→ **RECORDS PROVIDED**

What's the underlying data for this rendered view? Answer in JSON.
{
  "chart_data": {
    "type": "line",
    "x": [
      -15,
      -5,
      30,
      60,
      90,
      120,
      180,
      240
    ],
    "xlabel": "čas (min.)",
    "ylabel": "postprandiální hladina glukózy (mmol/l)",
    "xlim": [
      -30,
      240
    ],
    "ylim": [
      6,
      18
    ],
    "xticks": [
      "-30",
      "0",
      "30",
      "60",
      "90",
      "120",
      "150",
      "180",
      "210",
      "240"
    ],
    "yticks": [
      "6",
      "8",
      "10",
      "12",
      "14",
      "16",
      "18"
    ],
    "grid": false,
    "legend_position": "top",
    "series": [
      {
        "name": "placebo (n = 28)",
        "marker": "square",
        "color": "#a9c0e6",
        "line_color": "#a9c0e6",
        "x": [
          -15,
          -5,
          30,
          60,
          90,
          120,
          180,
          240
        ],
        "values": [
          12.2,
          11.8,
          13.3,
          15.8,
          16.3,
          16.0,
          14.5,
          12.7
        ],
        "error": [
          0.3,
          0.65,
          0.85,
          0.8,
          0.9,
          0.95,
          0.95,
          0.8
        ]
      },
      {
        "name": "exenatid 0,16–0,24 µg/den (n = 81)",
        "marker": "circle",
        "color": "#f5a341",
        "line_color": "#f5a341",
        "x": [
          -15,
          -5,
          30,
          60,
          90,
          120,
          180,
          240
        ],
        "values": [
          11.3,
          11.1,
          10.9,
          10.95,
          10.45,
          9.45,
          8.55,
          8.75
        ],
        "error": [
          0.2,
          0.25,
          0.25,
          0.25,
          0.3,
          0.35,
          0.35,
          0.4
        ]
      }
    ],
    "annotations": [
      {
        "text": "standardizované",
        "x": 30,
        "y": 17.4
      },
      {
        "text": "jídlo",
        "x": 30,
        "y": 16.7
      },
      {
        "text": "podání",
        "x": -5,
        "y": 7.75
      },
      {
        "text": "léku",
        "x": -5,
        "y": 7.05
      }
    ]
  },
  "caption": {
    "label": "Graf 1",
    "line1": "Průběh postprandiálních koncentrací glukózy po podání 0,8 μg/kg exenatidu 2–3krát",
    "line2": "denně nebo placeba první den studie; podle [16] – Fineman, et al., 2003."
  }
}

→ **AIM OF THE EXERCISE**
Without leaving anything out, quote all the data.

→ **TASK SOLUTION**
What's the underlying data for this rendered view? Answer in JSON.
{
  "chart_data": {
    "type": "line",
    "x": [
      -15,
      -5,
      30,
      60,
      90,
      120,
      180,
      240
    ],
    "xlabel": "čas (min.)",
    "ylabel": "postprandiální hladina glukózy (mmol/l)",
    "xlim": [
      -30,
      240
    ],
    "ylim": [
      6,
      18
    ],
    "xticks": [
      "-30",
      "0",
      "30",
      "60",
      "90",
      "120",
      "150",
      "180",
      "210",
      "240"
    ],
    "yticks": [
      "6",
      "8",
      "10",
      "12",
      "14",
      "16",
      "18"
    ],
    "grid": false,
    "legend_position": "top",
    "series": [
      {
        "name": "placebo (n = 28)",
        "marker": "square",
        "color": "#a9c0e6",
        "line_color": "#a9c0e6",
        "x": [
          -15,
          -5,
          30,
          60,
          90,
          120,
          180,
          240
        ],
        "values": [
          12.2,
          11.8,
          13.3,
          15.8,
          16.3,
          16.0,
          14.5,
          12.7
        ],
        "error": [
          0.3,
          0.65,
          0.85,
          0.8,
          0.9,
          0.95,
          0.95,
          0.8
        ]
      },
      {
        "name": "exenatid 0,16–0,24 µg/den (n = 81)",
        "marker": "circle",
        "color": "#f5a341",
        "line_color": "#f5a341",
        "x": [
          -15,
          -5,
          30,
          60,
          90,
          120,
          180,
          240
        ],
        "values": [
          11.3,
          11.1,
          10.9,
          10.95,
          10.45,
          9.45,
          8.55,
          8.75
        ],
        "error": [
          0.2,
          0.25,
          0.25,
          0.25,
          0.3,
          0.35,
          0.35,
          0.4
        ]
      }
    ],
    "annotations": [
      {
        "text": "standardizované",
        "x": 30,
        "y": 17.4
      },
      {
        "text": "jídlo",
        "x": 30,
        "y": 16.7
      },
      {
        "text": "podání",
        "x": -5,
        "y": 7.75
      },
      {
        "text": "léku",
        "x": -5,
        "y": 7.05
      }
    ]
  },
  "caption": {
    "label": "Graf 1",
    "line1": "Průběh postprandiálních koncentrací glukózy po podání 0,8 μg/kg exenatidu 2–3krát",
    "line2": "denně nebo placeba první den studie; podle [16] – Fineman, et al., 2003."
  }
}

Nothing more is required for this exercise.